DIRECTIONS
Copy out every line that contains "kind".

[A run of records]
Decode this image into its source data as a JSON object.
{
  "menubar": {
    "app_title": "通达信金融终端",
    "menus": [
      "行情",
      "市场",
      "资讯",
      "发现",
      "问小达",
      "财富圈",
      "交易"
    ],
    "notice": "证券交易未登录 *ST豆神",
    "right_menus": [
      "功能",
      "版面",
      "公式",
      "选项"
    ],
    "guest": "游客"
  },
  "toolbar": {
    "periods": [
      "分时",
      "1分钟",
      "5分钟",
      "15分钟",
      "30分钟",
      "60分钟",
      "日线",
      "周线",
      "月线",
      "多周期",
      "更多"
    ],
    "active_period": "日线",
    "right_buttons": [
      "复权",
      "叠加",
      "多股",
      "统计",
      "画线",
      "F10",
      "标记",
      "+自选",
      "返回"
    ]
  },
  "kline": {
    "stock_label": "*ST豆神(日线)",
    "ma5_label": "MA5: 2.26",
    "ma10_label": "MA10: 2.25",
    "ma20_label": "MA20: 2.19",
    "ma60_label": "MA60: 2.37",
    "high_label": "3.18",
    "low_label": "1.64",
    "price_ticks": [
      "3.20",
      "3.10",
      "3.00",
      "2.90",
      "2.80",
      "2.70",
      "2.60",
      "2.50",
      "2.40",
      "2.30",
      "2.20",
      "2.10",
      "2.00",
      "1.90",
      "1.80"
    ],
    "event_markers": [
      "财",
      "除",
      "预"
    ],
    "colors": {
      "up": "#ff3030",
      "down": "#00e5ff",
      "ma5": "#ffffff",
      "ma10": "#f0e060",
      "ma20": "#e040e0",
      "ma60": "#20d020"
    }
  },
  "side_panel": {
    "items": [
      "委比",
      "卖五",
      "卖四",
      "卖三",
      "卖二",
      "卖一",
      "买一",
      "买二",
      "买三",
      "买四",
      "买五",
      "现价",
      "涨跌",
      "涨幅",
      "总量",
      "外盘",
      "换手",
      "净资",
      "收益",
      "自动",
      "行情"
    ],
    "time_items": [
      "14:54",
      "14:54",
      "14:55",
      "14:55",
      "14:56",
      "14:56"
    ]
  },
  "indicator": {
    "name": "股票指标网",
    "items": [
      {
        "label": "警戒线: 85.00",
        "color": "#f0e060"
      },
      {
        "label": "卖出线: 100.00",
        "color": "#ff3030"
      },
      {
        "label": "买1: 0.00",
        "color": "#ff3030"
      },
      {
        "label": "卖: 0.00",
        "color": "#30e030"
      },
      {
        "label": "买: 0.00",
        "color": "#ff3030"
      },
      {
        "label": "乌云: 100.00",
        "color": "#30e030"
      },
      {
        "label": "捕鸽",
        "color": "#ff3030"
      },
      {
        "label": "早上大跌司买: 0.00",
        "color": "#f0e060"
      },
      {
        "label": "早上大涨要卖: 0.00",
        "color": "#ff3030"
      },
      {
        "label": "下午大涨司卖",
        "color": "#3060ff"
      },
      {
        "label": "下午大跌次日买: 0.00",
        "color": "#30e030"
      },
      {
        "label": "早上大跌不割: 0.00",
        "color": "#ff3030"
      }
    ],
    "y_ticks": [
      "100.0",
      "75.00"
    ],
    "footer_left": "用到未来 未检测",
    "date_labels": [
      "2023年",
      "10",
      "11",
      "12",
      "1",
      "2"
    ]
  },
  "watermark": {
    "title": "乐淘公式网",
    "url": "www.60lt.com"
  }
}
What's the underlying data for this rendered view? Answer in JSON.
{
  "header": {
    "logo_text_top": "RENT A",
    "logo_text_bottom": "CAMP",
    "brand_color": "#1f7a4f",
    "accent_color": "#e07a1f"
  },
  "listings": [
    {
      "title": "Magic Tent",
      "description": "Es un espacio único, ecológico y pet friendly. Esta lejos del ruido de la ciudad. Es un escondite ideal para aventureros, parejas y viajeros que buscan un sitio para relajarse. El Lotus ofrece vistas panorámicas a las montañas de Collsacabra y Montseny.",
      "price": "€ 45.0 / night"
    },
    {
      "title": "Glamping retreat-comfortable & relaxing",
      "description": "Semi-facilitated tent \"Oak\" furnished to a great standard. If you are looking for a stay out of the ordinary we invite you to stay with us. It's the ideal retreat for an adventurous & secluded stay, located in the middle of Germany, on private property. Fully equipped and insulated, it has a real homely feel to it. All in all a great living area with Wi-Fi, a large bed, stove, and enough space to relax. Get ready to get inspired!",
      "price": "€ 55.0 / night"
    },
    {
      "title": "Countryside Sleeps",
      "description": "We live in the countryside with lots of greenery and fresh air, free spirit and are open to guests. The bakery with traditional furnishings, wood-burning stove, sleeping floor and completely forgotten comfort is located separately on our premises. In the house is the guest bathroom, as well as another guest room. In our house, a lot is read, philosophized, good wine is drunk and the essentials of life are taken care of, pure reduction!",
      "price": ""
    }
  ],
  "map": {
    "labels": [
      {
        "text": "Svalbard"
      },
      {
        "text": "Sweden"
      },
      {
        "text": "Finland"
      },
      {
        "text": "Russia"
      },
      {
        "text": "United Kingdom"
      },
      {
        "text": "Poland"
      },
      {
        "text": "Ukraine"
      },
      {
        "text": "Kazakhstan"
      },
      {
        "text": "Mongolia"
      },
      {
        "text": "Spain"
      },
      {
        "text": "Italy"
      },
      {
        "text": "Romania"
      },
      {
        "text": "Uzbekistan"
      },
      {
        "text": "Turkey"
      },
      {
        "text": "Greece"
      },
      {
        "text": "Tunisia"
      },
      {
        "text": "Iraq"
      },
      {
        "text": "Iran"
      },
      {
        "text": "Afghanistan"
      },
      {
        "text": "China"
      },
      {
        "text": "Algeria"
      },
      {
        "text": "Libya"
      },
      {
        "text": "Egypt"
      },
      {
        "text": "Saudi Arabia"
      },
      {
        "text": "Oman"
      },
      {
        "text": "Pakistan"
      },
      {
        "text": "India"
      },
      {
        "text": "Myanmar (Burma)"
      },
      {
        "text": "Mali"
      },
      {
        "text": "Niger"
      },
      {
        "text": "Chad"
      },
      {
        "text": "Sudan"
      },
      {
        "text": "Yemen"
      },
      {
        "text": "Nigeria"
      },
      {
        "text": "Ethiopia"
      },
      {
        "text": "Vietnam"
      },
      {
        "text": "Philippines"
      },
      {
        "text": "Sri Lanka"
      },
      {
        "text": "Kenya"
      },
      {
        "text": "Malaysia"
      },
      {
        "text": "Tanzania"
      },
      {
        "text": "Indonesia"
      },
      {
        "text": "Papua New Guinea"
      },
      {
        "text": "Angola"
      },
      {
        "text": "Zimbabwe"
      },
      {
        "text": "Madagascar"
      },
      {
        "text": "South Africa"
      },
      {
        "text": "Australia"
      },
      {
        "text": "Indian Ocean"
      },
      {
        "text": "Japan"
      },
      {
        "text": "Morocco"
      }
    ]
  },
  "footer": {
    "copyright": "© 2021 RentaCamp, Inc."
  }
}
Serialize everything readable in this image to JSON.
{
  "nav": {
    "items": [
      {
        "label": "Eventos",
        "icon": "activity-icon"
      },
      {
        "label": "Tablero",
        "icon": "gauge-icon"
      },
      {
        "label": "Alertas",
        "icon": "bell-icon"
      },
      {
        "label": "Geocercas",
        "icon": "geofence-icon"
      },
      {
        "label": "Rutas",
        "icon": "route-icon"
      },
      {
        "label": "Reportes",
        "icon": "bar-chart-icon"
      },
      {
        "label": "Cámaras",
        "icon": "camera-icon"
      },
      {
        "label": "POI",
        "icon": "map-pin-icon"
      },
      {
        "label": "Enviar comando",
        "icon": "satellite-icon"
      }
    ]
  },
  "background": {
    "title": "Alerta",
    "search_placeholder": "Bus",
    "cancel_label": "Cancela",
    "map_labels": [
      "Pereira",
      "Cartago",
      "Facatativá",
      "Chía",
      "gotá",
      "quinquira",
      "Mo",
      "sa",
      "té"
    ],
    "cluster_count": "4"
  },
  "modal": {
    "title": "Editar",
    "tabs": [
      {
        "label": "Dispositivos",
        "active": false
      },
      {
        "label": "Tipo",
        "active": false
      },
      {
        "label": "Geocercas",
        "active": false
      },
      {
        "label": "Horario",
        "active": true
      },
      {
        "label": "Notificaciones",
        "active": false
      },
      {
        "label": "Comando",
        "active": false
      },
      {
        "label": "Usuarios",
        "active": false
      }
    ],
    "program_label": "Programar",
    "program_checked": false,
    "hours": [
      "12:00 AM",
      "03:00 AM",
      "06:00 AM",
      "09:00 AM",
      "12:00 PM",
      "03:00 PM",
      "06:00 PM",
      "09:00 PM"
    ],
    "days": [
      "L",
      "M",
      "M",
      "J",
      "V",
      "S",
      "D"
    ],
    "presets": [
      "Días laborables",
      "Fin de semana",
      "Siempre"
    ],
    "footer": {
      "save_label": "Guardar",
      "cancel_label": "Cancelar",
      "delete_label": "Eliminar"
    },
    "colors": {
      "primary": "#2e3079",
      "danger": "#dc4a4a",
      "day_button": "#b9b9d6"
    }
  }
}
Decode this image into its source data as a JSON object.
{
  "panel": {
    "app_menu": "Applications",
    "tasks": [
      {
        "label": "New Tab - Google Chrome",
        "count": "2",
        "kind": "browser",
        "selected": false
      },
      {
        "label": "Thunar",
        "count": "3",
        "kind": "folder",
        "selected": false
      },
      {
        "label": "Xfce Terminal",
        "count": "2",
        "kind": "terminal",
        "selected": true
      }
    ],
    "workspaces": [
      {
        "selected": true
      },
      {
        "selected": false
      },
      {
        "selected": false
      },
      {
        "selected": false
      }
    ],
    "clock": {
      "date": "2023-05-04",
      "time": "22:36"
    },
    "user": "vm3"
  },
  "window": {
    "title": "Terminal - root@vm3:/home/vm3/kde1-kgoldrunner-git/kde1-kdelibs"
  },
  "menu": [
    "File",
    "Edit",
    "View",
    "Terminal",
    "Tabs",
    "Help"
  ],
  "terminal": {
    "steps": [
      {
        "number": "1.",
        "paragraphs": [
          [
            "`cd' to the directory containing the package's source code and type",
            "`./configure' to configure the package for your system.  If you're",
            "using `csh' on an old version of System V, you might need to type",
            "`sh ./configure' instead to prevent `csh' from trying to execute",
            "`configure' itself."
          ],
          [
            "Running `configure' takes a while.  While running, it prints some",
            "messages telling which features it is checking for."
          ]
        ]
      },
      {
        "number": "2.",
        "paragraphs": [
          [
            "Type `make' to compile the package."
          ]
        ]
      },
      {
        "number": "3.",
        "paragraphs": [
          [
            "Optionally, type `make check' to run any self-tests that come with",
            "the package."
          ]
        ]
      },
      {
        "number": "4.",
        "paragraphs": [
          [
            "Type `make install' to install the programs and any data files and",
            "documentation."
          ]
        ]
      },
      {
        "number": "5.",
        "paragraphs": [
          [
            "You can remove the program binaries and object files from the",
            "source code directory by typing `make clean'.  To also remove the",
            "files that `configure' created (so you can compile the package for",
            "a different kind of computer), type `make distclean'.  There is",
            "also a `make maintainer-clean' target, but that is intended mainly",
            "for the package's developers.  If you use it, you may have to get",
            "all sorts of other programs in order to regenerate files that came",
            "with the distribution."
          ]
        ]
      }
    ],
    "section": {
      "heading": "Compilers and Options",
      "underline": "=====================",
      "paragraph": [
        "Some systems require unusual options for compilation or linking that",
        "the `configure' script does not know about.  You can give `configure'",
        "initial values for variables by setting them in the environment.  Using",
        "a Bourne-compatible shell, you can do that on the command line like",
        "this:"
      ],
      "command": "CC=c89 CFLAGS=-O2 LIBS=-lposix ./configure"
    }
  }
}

TASK RESPONSE
        "kind": "browser",
        "kind": "folder",
        "kind": "terminal",
            "a different kind of computer), type `make distclean'.  There is",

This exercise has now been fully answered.